Start of Material shown

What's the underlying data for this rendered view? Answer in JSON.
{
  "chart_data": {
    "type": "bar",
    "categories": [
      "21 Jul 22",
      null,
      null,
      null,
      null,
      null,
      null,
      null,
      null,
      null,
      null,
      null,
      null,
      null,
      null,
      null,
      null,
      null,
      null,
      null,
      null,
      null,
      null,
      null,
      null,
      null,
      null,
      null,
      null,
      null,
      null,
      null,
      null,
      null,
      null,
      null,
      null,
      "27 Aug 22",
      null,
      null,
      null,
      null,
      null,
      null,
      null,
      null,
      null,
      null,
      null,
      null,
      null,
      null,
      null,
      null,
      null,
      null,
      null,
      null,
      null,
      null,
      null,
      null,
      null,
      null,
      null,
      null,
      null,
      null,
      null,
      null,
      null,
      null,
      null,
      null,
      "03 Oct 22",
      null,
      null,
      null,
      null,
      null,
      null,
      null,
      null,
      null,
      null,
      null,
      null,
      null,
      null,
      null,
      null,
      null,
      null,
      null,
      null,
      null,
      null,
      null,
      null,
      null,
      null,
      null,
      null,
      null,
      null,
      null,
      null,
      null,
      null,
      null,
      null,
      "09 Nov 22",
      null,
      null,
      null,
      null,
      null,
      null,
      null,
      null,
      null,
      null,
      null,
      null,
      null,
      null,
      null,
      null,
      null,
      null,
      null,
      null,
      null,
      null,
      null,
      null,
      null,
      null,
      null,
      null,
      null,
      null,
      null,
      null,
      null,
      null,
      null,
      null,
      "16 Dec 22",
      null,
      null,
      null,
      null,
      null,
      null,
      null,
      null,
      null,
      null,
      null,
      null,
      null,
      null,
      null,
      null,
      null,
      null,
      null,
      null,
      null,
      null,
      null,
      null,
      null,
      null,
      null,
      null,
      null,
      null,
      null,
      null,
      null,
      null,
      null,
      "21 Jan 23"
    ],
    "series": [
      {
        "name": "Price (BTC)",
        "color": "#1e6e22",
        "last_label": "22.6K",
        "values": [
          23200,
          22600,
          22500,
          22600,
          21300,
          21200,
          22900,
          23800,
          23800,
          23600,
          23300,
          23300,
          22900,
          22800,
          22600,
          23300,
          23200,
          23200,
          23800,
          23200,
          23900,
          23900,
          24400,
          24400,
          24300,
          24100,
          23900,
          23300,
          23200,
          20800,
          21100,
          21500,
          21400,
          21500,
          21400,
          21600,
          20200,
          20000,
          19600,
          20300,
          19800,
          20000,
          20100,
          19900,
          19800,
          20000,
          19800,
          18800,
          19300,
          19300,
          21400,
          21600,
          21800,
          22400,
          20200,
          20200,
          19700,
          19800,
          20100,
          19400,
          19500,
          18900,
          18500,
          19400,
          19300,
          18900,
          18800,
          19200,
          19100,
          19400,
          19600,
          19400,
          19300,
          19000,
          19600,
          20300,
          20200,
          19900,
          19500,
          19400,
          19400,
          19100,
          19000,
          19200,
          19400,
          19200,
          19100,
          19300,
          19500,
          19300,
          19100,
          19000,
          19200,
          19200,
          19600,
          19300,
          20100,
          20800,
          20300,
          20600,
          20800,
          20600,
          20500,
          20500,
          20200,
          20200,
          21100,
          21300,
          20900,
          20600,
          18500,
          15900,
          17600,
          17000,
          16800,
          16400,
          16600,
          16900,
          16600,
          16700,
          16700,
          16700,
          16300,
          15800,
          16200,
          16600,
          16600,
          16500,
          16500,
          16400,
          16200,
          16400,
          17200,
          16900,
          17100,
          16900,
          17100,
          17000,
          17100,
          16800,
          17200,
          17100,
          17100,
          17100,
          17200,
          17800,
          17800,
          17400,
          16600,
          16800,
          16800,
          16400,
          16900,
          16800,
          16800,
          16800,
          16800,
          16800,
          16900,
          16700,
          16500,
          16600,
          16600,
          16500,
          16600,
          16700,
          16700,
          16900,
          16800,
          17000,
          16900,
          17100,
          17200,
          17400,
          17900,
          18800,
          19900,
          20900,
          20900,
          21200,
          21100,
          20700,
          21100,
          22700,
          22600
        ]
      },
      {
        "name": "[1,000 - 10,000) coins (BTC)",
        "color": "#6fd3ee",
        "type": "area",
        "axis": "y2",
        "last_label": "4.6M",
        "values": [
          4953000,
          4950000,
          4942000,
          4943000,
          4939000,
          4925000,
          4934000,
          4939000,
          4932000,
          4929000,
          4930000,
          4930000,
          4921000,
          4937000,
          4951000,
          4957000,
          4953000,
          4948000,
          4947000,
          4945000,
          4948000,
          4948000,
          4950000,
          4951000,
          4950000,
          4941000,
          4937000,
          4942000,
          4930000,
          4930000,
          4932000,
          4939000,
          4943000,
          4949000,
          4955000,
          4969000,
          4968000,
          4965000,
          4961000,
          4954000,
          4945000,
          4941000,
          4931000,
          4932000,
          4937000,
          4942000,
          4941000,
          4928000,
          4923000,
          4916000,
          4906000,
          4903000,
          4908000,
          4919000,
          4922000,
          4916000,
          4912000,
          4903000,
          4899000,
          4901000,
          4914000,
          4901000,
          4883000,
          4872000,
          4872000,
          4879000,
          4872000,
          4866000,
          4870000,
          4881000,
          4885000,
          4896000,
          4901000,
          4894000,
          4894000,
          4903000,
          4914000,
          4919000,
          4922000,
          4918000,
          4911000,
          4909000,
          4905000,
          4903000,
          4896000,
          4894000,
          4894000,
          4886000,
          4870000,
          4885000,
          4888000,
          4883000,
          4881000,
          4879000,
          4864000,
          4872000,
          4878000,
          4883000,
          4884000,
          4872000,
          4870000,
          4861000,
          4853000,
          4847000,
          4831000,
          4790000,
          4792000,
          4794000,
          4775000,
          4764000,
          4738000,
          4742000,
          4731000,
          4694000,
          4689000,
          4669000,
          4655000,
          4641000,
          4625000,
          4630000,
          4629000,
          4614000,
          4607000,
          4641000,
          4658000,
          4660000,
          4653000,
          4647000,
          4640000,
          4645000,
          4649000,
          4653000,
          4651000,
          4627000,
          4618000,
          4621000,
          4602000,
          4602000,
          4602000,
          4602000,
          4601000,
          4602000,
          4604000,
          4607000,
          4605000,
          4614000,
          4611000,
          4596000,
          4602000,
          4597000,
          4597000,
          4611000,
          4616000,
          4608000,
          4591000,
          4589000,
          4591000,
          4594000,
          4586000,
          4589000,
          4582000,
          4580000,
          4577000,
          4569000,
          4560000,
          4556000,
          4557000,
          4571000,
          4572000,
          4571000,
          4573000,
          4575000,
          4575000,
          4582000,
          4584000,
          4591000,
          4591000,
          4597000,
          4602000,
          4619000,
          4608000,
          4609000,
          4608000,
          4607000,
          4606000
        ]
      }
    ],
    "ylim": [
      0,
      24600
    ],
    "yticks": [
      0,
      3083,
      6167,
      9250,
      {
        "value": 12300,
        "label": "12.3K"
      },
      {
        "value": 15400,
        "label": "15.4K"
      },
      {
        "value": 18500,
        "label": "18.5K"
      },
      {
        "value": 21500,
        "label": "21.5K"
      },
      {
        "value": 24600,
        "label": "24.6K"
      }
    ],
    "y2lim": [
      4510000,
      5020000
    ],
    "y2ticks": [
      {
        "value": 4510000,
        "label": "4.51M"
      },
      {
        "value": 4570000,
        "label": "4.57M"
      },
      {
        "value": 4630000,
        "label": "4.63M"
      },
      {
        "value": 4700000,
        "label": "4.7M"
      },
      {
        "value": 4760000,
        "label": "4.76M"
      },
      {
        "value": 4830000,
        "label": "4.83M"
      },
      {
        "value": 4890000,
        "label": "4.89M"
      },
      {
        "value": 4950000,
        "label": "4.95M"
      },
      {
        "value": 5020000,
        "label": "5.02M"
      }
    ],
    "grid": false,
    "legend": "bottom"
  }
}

End of Material shown

- _Request_
Work through the records line by line and tally those with the word "name". Report only the total.

- _Output for this task_
2